## Description of the task:
In this exercise, reproduce all the entries that follow exactly.

## Data shown:

╭──

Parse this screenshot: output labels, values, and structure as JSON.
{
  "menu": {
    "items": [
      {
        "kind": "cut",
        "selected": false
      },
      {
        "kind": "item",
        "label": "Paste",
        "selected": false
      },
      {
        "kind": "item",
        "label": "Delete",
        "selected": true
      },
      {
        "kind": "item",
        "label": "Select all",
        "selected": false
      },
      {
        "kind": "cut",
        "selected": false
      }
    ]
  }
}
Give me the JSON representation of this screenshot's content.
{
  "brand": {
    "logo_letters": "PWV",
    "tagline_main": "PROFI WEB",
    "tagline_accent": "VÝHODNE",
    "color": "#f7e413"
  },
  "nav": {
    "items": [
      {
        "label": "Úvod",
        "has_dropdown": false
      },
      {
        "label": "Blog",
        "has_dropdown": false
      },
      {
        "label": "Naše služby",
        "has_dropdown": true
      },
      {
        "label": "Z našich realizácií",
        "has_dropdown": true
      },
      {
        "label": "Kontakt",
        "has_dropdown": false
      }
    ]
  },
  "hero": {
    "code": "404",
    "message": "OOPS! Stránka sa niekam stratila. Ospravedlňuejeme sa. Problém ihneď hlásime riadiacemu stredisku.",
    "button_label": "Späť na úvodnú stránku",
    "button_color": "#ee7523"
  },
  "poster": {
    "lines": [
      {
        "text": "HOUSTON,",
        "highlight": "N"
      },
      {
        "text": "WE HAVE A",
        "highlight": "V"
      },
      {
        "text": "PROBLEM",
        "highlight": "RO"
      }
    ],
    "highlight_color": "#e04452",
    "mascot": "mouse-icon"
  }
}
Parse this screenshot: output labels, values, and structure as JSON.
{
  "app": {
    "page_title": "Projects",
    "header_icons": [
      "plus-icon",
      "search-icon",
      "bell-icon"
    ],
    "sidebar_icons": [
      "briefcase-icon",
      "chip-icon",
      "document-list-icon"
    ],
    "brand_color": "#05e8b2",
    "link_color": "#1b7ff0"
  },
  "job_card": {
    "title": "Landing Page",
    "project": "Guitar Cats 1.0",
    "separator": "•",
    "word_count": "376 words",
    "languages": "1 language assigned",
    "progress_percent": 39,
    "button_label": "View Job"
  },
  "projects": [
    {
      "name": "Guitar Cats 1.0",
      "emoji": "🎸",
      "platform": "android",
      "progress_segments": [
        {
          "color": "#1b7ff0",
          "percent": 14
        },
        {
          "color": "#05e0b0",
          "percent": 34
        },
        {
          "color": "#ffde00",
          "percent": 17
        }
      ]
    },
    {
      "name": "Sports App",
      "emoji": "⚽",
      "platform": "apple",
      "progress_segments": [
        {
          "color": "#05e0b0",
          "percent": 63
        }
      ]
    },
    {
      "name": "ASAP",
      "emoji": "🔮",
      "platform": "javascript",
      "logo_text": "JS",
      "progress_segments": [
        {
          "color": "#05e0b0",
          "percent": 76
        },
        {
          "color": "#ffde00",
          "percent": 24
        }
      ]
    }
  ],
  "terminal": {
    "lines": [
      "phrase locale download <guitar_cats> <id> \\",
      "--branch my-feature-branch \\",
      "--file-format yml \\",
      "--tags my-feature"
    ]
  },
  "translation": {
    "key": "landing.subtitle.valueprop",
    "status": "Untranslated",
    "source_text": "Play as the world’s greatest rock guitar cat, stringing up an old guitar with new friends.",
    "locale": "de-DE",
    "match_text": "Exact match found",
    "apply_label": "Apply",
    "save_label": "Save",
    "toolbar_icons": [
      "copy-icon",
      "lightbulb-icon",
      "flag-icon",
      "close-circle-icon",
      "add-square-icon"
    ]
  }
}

╰──

## Result of this task:
Parse this screenshot: output labels, values, and structure as JSON.
{
  "menu": {
    "items": [
      {
        "kind": "cut",
        "selected": false
      },
      {
        "kind": "item",
        "label": "Paste",
        "selected": false
      },
      {
        "kind": "item",
        "label": "Delete",
        "selected": true
      },
      {
        "kind": "item",
        "label": "Select all",
        "selected": false
      },
      {
        "kind": "cut",
        "selected": false
      }
    ]
  }
}
Give me the JSON representation of this screenshot's content.
{
  "brand": {
    "logo_letters": "PWV",
    "tagline_main": "PROFI WEB",
    "tagline_accent": "VÝHODNE",
    "color": "#f7e413"
  },
  "nav": {
    "items": [
      {
        "label": "Úvod",
        "has_dropdown": false
      },
      {
        "label": "Blog",
        "has_dropdown": false
      },
      {
        "label": "Naše služby",
        "has_dropdown": true
      },
      {
        "label": "Z našich realizácií",
        "has_dropdown": true
      },
      {
        "label": "Kontakt",
        "has_dropdown": false
      }
    ]
  },
  "hero": {
    "code": "404",
    "message": "OOPS! Stránka sa niekam stratila. Ospravedlňuejeme sa. Problém ihneď hlásime riadiacemu stredisku.",
    "button_label": "Späť na úvodnú stránku",
    "button_color": "#ee7523"
  },
  "poster": {
    "lines": [
      {
        "text": "HOUSTON,",
        "highlight": "N"
      },
      {
        "text": "WE HAVE A",
        "highlight": "V"
      },
      {
        "text": "PROBLEM",
        "highlight": "RO"
      }
    ],
    "highlight_color": "#e04452",
    "mascot": "mouse-icon"
  }
}
Parse this screenshot: output labels, values, and structure as JSON.
{
  "app": {
    "page_title": "Projects",
    "header_icons": [
      "plus-icon",
      "search-icon",
      "bell-icon"
    ],
    "sidebar_icons": [
      "briefcase-icon",
      "chip-icon",
      "document-list-icon"
    ],
    "brand_color": "#05e8b2",
    "link_color": "#1b7ff0"
  },
  "job_card": {
    "title": "Landing Page",
    "project": "Guitar Cats 1.0",
    "separator": "•",
    "word_count": "376 words",
    "languages": "1 language assigned",
    "progress_percent": 39,
    "button_label": "View Job"
  },
  "projects": [
    {
      "name": "Guitar Cats 1.0",
      "emoji": "🎸",
      "platform": "android",
      "progress_segments": [
        {
          "color": "#1b7ff0",
          "percent": 14
        },
        {
          "color": "#05e0b0",
          "percent": 34
        },
        {
          "color": "#ffde00",
          "percent": 17
        }
      ]
    },
    {
      "name": "Sports App",
      "emoji": "⚽",
      "platform": "apple",
      "progress_segments": [
        {
          "color": "#05e0b0",
          "percent": 63
        }
      ]
    },
    {
      "name": "ASAP",
      "emoji": "🔮",
      "platform": "javascript",
      "logo_text": "JS",
      "progress_segments": [
        {
          "color": "#05e0b0",
          "percent": 76
        },
        {
          "color": "#ffde00",
          "percent": 24
        }
      ]
    }
  ],
  "terminal": {
    "lines": [
      "phrase locale download <guitar_cats> <id> \\",
      "--branch my-feature-branch \\",
      "--file-format yml \\",
      "--tags my-feature"
    ]
  },
  "translation": {
    "key": "landing.subtitle.valueprop",
    "status": "Untranslated",
    "source_text": "Play as the world’s greatest rock guitar cat, stringing up an old guitar with new friends.",
    "locale": "de-DE",
    "match_text": "Exact match found",
    "apply_label": "Apply",
    "save_label": "Save",
    "toolbar_icons": [
      "copy-icon",
      "lightbulb-icon",
      "flag-icon",
      "close-circle-icon",
      "add-square-icon"
    ]
  }
}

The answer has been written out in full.